• TASK BRIEF
Write out the data below in full. Keep it exact.

====== DATASET ROWS ======

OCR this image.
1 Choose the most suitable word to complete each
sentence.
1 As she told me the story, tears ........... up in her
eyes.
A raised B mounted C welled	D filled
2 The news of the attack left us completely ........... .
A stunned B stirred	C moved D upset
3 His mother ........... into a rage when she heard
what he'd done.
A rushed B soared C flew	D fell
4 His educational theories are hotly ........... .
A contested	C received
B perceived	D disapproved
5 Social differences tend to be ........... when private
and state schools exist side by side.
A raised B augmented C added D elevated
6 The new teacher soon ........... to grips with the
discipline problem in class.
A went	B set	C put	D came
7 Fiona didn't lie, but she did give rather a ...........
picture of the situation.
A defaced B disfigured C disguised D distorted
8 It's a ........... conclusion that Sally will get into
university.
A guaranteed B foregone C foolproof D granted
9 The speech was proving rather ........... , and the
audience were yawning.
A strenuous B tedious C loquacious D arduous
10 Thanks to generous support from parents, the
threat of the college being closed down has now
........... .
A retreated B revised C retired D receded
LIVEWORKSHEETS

======

• TASK SOLUTION
OCR this image.
1 Choose the most suitable word to complete each
sentence.
1 As she told me the story, tears ........... up in her
eyes.
A raised B mounted C welled	D filled
2 The news of the attack left us completely ........... .
A stunned B stirred	C moved D upset
3 His mother ........... into a rage when she heard
what he'd done.
A rushed B soared C flew	D fell
4 His educational theories are hotly ........... .
A contested	C received
B perceived	D disapproved
5 Social differences tend to be ........... when private
and state schools exist side by side.
A raised B augmented C added D elevated
6 The new teacher soon ........... to grips with the
discipline problem in class.
A went	B set	C put	D came
7 Fiona didn't lie, but she did give rather a ...........
picture of the situation.
A defaced B disfigured C disguised D distorted
8 It's a ........... conclusion that Sally will get into
university.
A guaranteed B foregone C foolproof D granted
9 The speech was proving rather ........... , and the
audience were yawning.
A strenuous B tedious C loquacious D arduous
10 Thanks to generous support from parents, the
threat of the college being closed down has now
........... .
A retreated B revised C retired D receded
LIVEWORKSHEETS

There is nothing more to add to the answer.